• **Exercise brief**
Whenever a line contains the string "МЕТОДЫ", copy it out of the entries.

▼

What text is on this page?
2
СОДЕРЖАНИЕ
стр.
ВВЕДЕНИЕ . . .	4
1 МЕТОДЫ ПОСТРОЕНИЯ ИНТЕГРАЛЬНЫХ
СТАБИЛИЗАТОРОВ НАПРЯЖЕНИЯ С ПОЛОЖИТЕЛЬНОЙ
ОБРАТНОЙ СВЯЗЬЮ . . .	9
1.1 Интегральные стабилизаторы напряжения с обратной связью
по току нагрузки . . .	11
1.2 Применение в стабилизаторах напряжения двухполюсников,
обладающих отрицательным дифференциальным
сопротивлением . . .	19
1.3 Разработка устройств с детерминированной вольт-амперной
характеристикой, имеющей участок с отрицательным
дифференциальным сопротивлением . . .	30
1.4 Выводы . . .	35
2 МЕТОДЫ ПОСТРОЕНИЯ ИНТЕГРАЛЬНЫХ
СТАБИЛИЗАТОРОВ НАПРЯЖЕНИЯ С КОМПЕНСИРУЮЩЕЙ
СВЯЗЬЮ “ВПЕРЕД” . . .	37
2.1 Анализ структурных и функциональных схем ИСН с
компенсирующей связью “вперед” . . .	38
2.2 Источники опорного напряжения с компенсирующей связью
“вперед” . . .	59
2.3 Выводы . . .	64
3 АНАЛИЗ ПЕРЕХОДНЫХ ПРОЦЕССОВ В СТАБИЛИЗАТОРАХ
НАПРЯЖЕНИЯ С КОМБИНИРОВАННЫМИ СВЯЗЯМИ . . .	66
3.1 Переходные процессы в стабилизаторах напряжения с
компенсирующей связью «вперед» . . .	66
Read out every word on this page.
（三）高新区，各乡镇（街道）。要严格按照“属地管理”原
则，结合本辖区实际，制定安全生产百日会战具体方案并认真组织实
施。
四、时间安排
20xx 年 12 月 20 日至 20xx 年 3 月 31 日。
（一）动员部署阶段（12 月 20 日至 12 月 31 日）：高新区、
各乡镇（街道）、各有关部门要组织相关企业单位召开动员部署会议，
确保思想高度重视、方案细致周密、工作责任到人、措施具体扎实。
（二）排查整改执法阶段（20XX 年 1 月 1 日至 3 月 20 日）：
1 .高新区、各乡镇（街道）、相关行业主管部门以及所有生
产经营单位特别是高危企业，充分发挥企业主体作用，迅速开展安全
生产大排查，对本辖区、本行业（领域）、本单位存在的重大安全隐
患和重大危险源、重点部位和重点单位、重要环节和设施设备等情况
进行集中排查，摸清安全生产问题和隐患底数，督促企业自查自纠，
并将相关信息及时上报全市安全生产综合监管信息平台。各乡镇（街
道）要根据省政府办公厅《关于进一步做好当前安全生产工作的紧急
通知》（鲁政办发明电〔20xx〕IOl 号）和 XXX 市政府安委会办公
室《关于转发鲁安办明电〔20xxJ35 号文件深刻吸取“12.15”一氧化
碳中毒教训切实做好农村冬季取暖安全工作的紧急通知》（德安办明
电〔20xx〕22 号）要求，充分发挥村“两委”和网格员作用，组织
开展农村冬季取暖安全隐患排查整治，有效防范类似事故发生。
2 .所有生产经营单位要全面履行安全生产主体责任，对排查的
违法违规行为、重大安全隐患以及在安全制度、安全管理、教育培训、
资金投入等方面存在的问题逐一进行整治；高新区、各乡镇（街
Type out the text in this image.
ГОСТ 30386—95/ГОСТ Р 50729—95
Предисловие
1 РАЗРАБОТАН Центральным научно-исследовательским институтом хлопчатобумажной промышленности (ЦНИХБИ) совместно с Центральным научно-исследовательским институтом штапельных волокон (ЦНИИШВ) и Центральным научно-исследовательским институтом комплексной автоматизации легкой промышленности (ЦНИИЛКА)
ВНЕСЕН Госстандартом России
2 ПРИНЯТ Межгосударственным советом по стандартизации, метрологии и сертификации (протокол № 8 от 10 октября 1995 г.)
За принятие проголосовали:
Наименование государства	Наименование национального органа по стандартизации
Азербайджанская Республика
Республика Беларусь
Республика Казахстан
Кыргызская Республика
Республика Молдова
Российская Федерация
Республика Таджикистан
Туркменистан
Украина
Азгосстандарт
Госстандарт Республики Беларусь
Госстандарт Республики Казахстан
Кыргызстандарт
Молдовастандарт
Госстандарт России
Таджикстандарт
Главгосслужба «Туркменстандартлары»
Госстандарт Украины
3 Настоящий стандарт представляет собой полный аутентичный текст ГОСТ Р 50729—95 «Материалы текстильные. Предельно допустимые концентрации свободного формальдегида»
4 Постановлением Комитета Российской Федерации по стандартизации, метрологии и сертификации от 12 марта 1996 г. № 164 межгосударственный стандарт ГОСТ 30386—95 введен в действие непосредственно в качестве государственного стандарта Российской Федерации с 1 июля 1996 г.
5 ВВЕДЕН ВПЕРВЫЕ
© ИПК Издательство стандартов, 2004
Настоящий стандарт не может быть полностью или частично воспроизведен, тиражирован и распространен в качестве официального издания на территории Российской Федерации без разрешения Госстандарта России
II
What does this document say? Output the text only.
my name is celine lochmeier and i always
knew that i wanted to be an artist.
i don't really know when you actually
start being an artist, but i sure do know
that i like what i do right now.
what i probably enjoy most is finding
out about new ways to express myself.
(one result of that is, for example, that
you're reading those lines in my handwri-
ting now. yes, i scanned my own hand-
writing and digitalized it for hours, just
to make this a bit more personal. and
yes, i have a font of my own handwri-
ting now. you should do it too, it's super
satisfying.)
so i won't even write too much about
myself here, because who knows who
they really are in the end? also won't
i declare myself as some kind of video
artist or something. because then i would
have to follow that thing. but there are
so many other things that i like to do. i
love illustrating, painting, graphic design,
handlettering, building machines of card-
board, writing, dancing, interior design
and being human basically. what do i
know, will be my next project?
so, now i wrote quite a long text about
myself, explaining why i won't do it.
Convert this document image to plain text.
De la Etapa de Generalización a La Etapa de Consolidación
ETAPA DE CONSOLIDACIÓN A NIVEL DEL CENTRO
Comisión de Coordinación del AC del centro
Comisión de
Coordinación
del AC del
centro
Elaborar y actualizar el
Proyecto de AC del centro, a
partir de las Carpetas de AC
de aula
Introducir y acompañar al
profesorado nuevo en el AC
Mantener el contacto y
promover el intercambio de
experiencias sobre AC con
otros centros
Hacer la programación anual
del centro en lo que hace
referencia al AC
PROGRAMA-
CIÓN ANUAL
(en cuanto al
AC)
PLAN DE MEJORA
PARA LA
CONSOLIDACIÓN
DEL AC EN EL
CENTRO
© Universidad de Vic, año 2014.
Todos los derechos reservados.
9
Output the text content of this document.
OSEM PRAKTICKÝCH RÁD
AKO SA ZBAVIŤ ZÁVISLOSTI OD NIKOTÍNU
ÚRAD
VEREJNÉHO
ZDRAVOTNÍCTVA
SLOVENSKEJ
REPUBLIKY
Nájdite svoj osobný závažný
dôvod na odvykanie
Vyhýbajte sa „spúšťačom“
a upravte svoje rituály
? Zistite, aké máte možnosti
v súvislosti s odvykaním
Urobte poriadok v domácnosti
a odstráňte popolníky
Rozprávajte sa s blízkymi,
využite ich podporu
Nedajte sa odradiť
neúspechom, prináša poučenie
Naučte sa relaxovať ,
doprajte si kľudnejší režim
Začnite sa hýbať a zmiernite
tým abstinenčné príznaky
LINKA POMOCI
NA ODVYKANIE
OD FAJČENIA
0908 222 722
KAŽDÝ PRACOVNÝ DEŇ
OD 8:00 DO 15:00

▲

• **Task result**
1 МЕТОДЫ ПОСТРОЕНИЯ ИНТЕГРАЛЬНЫХ
2 МЕТОДЫ ПОСТРОЕНИЯ ИНТЕГРАЛЬНЫХ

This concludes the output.